# WHAT IS ASKED
Output each entry that follows exactly. Images stay out.
### DATA SHOWN
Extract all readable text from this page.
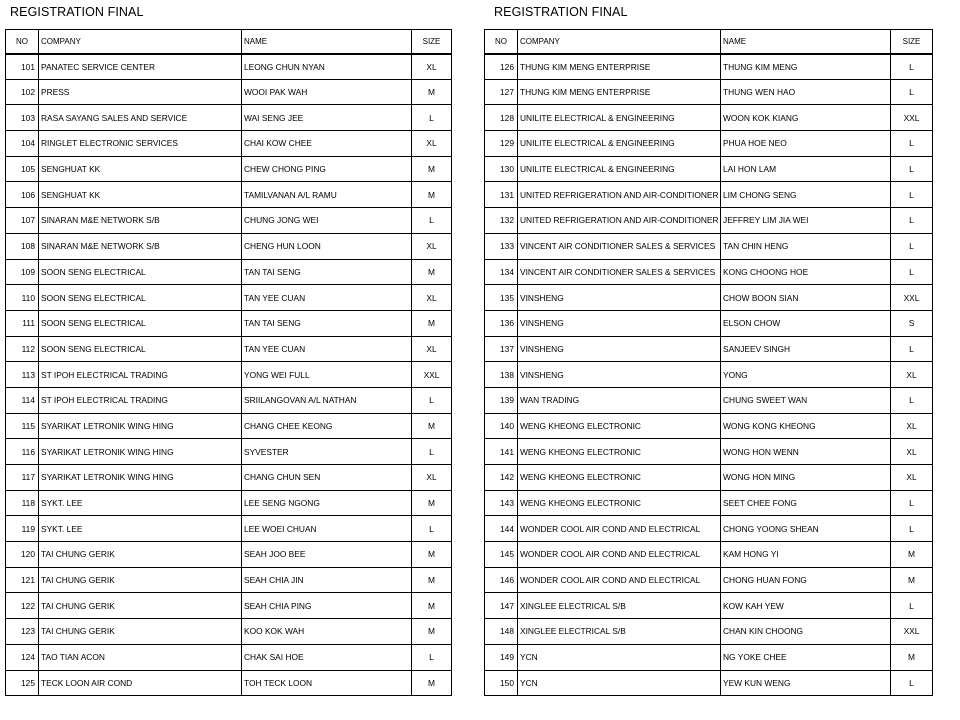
REGISTRATION FINAL
NO	COMPANY	NAME	SIZE
101	PANATEC SERVICE CENTER	LEONG CHUN NYAN	XL
102	PRESS	WOOI PAK WAH	M
103	RASA SAYANG SALES AND SERVICE	WAI SENG JEE	L
104	RINGLET ELECTRONIC SERVICES	CHAI KOW CHEE	XL
105	SENGHUAT KK	CHEW CHONG PING	M
106	SENGHUAT KK	TAMILVANAN A/L RAMU	M
107	SINARAN M&E NETWORK S/B	CHUNG JONG WEI	L
108	SINARAN M&E NETWORK S/B	CHENG HUN LOON	XL
109	SOON SENG ELECTRICAL	TAN TAI SENG	M
110	SOON SENG ELECTRICAL	TAN YEE CUAN	XL
111	SOON SENG ELECTRICAL	TAN TAI SENG	M
112	SOON SENG ELECTRICAL	TAN YEE CUAN	XL
113	ST IPOH ELECTRICAL TRADING	YONG WEI FULL	XXL
114	ST IPOH ELECTRICAL TRADING	SRIILANGOVAN A/L NATHAN	L
115	SYARIKAT LETRONIK WING HING	CHANG CHEE KEONG	M
116	SYARIKAT LETRONIK WING HING	SYVESTER	L
117	SYARIKAT LETRONIK WING HING	CHANG CHUN SEN	XL
118	SYKT. LEE	LEE SENG NGONG	M
119	SYKT. LEE	LEE WOEI CHUAN	L
120	TAI CHUNG GERIK	SEAH JOO BEE	M
121	TAI CHUNG GERIK	SEAH CHIA JIN	M
122	TAI CHUNG GERIK	SEAH CHIA PING	M
123	TAI CHUNG GERIK	KOO KOK WAH	M
124	TAO TIAN ACON	CHAK SAI HOE	L
125	TECK LOON AIR COND	TOH TECK LOON	M
REGISTRATION FINAL
NO	COMPANY	NAME	SIZE
126	THUNG KIM MENG ENTERPRISE	THUNG KIM MENG	L
127	THUNG KIM MENG ENTERPRISE	THUNG WEN HAO	L
128	UNILITE ELECTRICAL & ENGINEERING	WOON KOK KIANG	XXL
129	UNILITE ELECTRICAL & ENGINEERING	PHUA HOE NEO	L
130	UNILITE ELECTRICAL & ENGINEERING	LAI HON LAM	L
131	UNITED REFRIGERATION AND AIR-CONDITIONER	LIM CHONG SENG	L
132	UNITED REFRIGERATION AND AIR-CONDITIONER	JEFFREY LIM JIA WEI	L
133	VINCENT AIR CONDITIONER SALES & SERVICES	TAN CHIN HENG	L
134	VINCENT AIR CONDITIONER SALES & SERVICES	KONG CHOONG HOE	L
135	VINSHENG	CHOW BOON SIAN	XXL
136	VINSHENG	ELSON CHOW	S
137	VINSHENG	SANJEEV SINGH	L
138	VINSHENG	YONG	XL
139	WAN TRADING	CHUNG SWEET WAN	L
140	WENG KHEONG ELECTRONIC	WONG KONG KHEONG	XL
141	WENG KHEONG ELECTRONIC	WONG HON WENN	XL
142	WENG KHEONG ELECTRONIC	WONG HON MING	XL
143	WENG KHEONG ELECTRONIC	SEET CHEE FONG	L
144	WONDER COOL AIR COND AND ELECTRICAL	CHONG YOONG SHEAN	L
145	WONDER COOL AIR COND AND ELECTRICAL	KAM HONG YI	M
146	WONDER COOL AIR COND AND ELECTRICAL	CHONG HUAN FONG	M
147	XINGLEE ELECTRICAL S/B	KOW KAH YEW	L
148	XINGLEE ELECTRICAL S/B	CHAN KIN CHOONG	XXL
149	YCN	NG YOKE CHEE	M
150	YCN	YEW KUN WENG	L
######
# RESULT
Extract all readable text from this page.
REGISTRATION FINAL
NO	COMPANY	NAME	SIZE
101	PANATEC SERVICE CENTER	LEONG CHUN NYAN	XL
102	PRESS	WOOI PAK WAH	M
103	RASA SAYANG SALES AND SERVICE	WAI SENG JEE	L
104	RINGLET ELECTRONIC SERVICES	CHAI KOW CHEE	XL
105	SENGHUAT KK	CHEW CHONG PING	M
106	SENGHUAT KK	TAMILVANAN A/L RAMU	M
107	SINARAN M&E NETWORK S/B	CHUNG JONG WEI	L
108	SINARAN M&E NETWORK S/B	CHENG HUN LOON	XL
109	SOON SENG ELECTRICAL	TAN TAI SENG	M
110	SOON SENG ELECTRICAL	TAN YEE CUAN	XL
111	SOON SENG ELECTRICAL	TAN TAI SENG	M
112	SOON SENG ELECTRICAL	TAN YEE CUAN	XL
113	ST IPOH ELECTRICAL TRADING	YONG WEI FULL	XXL
114	ST IPOH ELECTRICAL TRADING	SRIILANGOVAN A/L NATHAN	L
115	SYARIKAT LETRONIK WING HING	CHANG CHEE KEONG	M
116	SYARIKAT LETRONIK WING HING	SYVESTER	L
117	SYARIKAT LETRONIK WING HING	CHANG CHUN SEN	XL
118	SYKT. LEE	LEE SENG NGONG	M
119	SYKT. LEE	LEE WOEI CHUAN	L
120	TAI CHUNG GERIK	SEAH JOO BEE	M
121	TAI CHUNG GERIK	SEAH CHIA JIN	M
122	TAI CHUNG GERIK	SEAH CHIA PING	M
123	TAI CHUNG GERIK	KOO KOK WAH	M
124	TAO TIAN ACON	CHAK SAI HOE	L
125	TECK LOON AIR COND	TOH TECK LOON	M
REGISTRATION FINAL
NO	COMPANY	NAME	SIZE
126	THUNG KIM MENG ENTERPRISE	THUNG KIM MENG	L
127	THUNG KIM MENG ENTERPRISE	THUNG WEN HAO	L
128	UNILITE ELECTRICAL & ENGINEERING	WOON KOK KIANG	XXL
129	UNILITE ELECTRICAL & ENGINEERING	PHUA HOE NEO	L
130	UNILITE ELECTRICAL & ENGINEERING	LAI HON LAM	L
131	UNITED REFRIGERATION AND AIR-CONDITIONER	LIM CHONG SENG	L
132	UNITED REFRIGERATION AND AIR-CONDITIONER	JEFFREY LIM JIA WEI	L
133	VINCENT AIR CONDITIONER SALES & SERVICES	TAN CHIN HENG	L
134	VINCENT AIR CONDITIONER SALES & SERVICES	KONG CHOONG HOE	L
135	VINSHENG	CHOW BOON SIAN	XXL
136	VINSHENG	ELSON CHOW	S
137	VINSHENG	SANJEEV SINGH	L
138	VINSHENG	YONG	XL
139	WAN TRADING	CHUNG SWEET WAN	L
140	WENG KHEONG ELECTRONIC	WONG KONG KHEONG	XL
141	WENG KHEONG ELECTRONIC	WONG HON WENN	XL
142	WENG KHEONG ELECTRONIC	WONG HON MING	XL
143	WENG KHEONG ELECTRONIC	SEET CHEE FONG	L
144	WONDER COOL AIR COND AND ELECTRICAL	CHONG YOONG SHEAN	L
145	WONDER COOL AIR COND AND ELECTRICAL	KAM HONG YI	M
146	WONDER COOL AIR COND AND ELECTRICAL	CHONG HUAN FONG	M
147	XINGLEE ELECTRICAL S/B	KOW KAH YEW	L
148	XINGLEE ELECTRICAL S/B	CHAN KIN CHOONG	XXL
149	YCN	NG YOKE CHEE	M
150	YCN	YEW KUN WENG	L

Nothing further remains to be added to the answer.